### WHAT TO PRODUCE
Which lines have the string "label"? Copy all of them from the entries below.

Start PROVIDED MATERIAL

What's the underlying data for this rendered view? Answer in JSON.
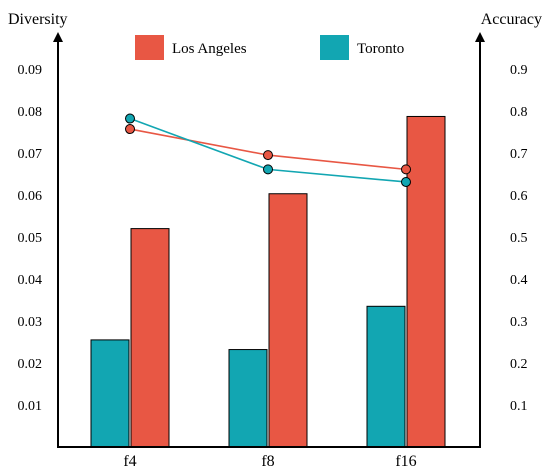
{
  "chart_data": {
    "type": "bar+line",
    "categories": [
      "f4",
      "f8",
      "f16"
    ],
    "left_axis": {
      "label": "Diversity",
      "ylim": [
        0,
        0.1
      ],
      "ticks": [
        "0.01",
        "0.02",
        "0.03",
        "0.04",
        "0.05",
        "0.06",
        "0.07",
        "0.08",
        "0.09"
      ]
    },
    "right_axis": {
      "label": "Accuracy",
      "ylim": [
        0,
        1.0
      ],
      "ticks": [
        "0.1",
        "0.2",
        "0.3",
        "0.4",
        "0.5",
        "0.6",
        "0.7",
        "0.8",
        "0.9"
      ]
    },
    "bar_series": [
      {
        "name": "Toronto",
        "axis": "left",
        "color": "#12A6B2",
        "values": [
          0.0255,
          0.0232,
          0.0335
        ]
      },
      {
        "name": "Los Angeles",
        "axis": "left",
        "color": "#E85744",
        "values": [
          0.052,
          0.0603,
          0.0787
        ]
      }
    ],
    "line_series": [
      {
        "name": "Los Angeles",
        "axis": "right",
        "color": "#E85744",
        "values": [
          0.757,
          0.695,
          0.661
        ]
      },
      {
        "name": "Toronto",
        "axis": "right",
        "color": "#12A6B2",
        "values": [
          0.782,
          0.661,
          0.631
        ]
      }
    ],
    "legend": {
      "placement": "top-center",
      "items": [
        {
          "label": "Los Angeles",
          "color": "#E85744"
        },
        {
          "label": "Toronto",
          "color": "#12A6B2"
        }
      ]
    },
    "grid": false
  }
}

End PROVIDED MATERIAL

### CORRECT RESPONSE
      "label": "Diversity",
      "label": "Accuracy",
          "label": "Los Angeles",
          "label": "Toronto",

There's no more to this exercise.